Objective
Reproduce every line of the listing as written, apart from the pictures.

Data excerpts:

--

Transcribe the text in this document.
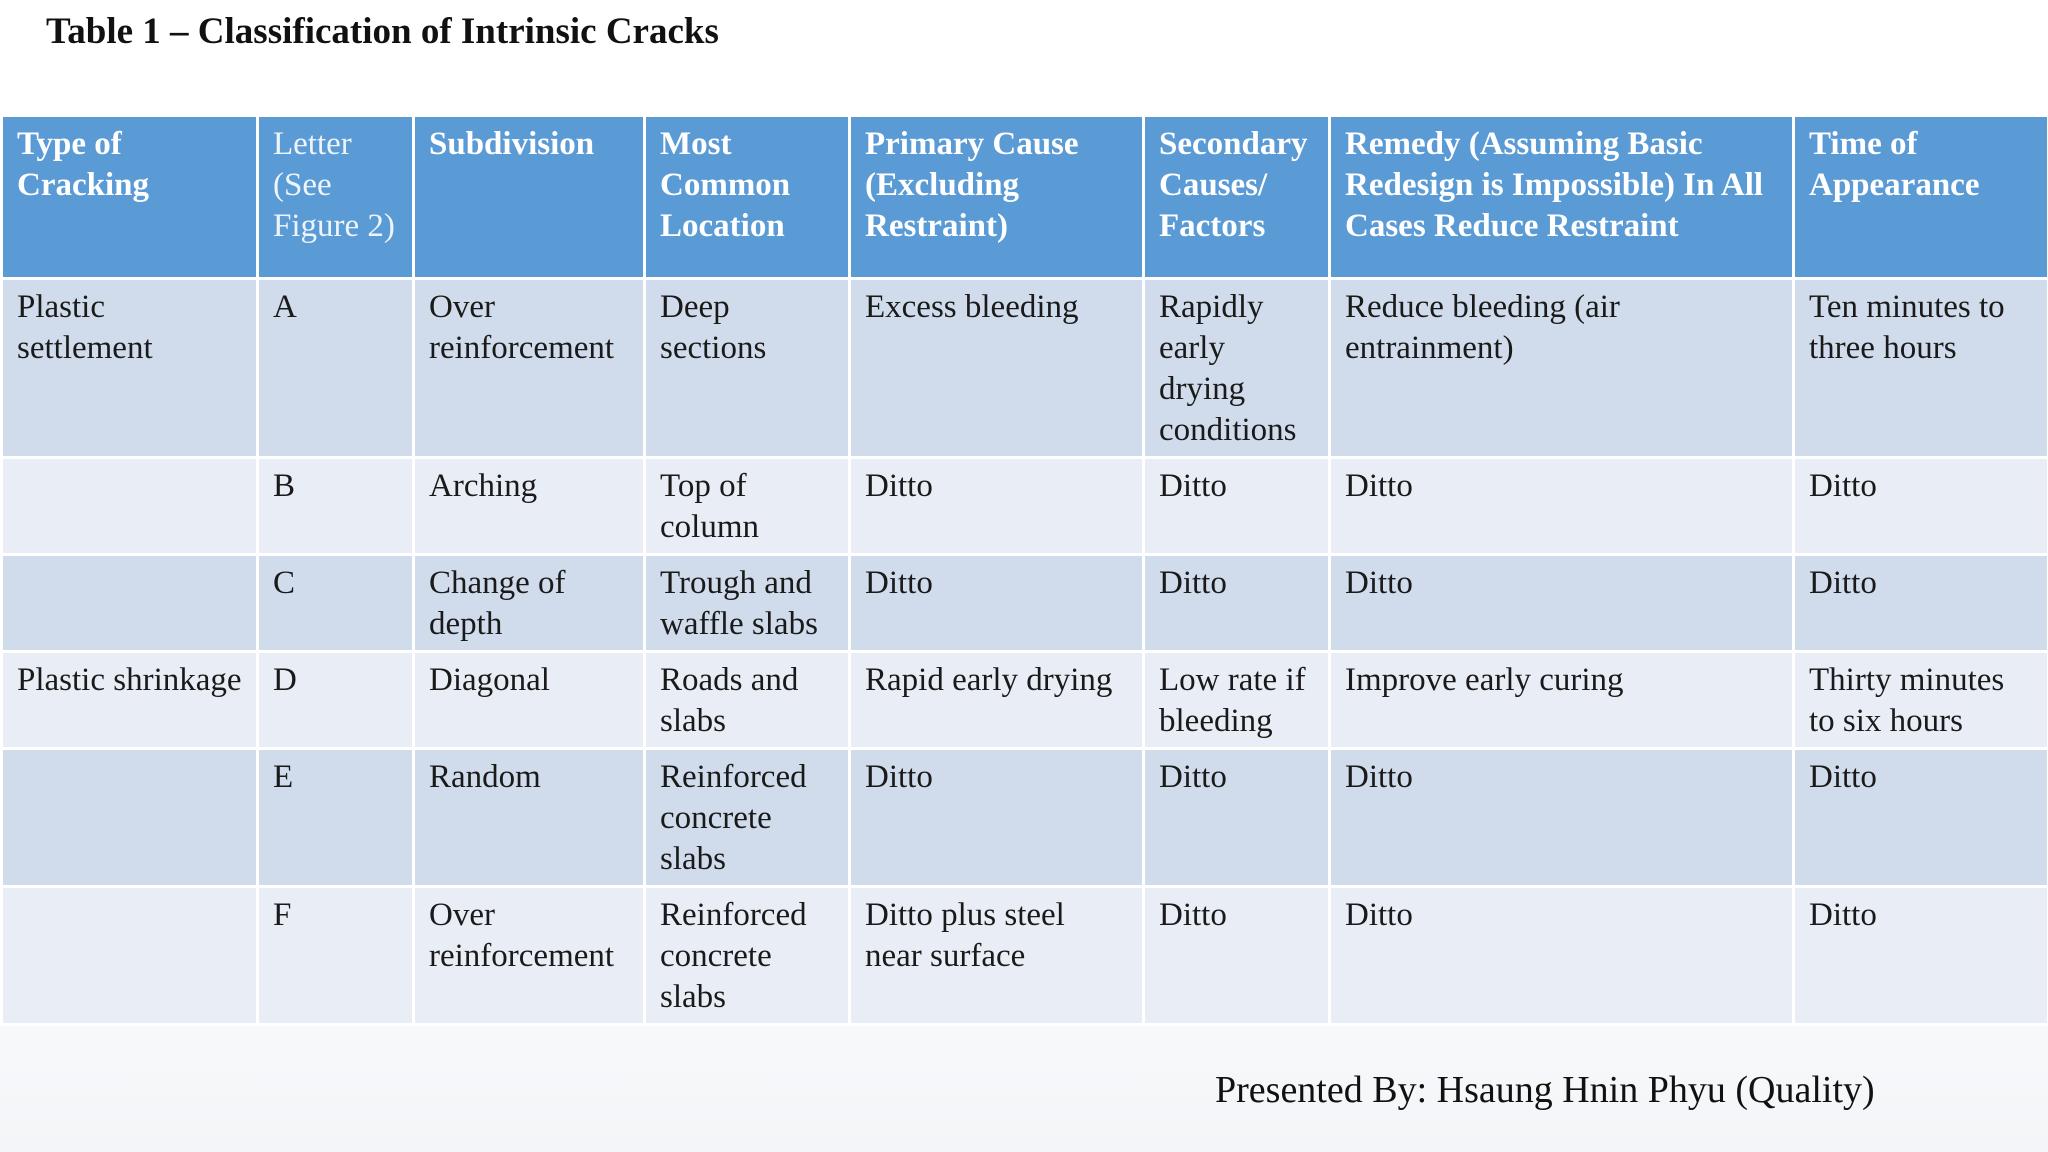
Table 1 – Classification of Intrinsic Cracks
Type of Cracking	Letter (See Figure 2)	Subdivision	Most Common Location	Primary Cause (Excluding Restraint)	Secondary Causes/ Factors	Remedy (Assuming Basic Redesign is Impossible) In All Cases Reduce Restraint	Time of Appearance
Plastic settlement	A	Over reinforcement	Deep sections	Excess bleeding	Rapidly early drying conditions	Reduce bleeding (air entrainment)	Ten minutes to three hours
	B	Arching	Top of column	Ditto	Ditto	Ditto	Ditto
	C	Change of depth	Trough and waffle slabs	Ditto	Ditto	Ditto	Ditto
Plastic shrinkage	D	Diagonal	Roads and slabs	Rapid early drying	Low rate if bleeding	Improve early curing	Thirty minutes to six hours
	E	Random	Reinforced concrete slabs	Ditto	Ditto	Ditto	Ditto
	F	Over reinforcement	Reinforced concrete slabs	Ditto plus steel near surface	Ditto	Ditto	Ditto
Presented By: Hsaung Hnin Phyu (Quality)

--

Response to the exercise
Transcribe the text in this document.
Table 1 – Classification of Intrinsic Cracks
Type of Cracking	Letter (See Figure 2)	Subdivision	Most Common Location	Primary Cause (Excluding Restraint)	Secondary Causes/ Factors	Remedy (Assuming Basic Redesign is Impossible) In All Cases Reduce Restraint	Time of Appearance
Plastic settlement	A	Over reinforcement	Deep sections	Excess bleeding	Rapidly early drying conditions	Reduce bleeding (air entrainment)	Ten minutes to three hours
	B	Arching	Top of column	Ditto	Ditto	Ditto	Ditto
	C	Change of depth	Trough and waffle slabs	Ditto	Ditto	Ditto	Ditto
Plastic shrinkage	D	Diagonal	Roads and slabs	Rapid early drying	Low rate if bleeding	Improve early curing	Thirty minutes to six hours
	E	Random	Reinforced concrete slabs	Ditto	Ditto	Ditto	Ditto
	F	Over reinforcement	Reinforced concrete slabs	Ditto plus steel near surface	Ditto	Ditto	Ditto
Presented By: Hsaung Hnin Phyu (Quality)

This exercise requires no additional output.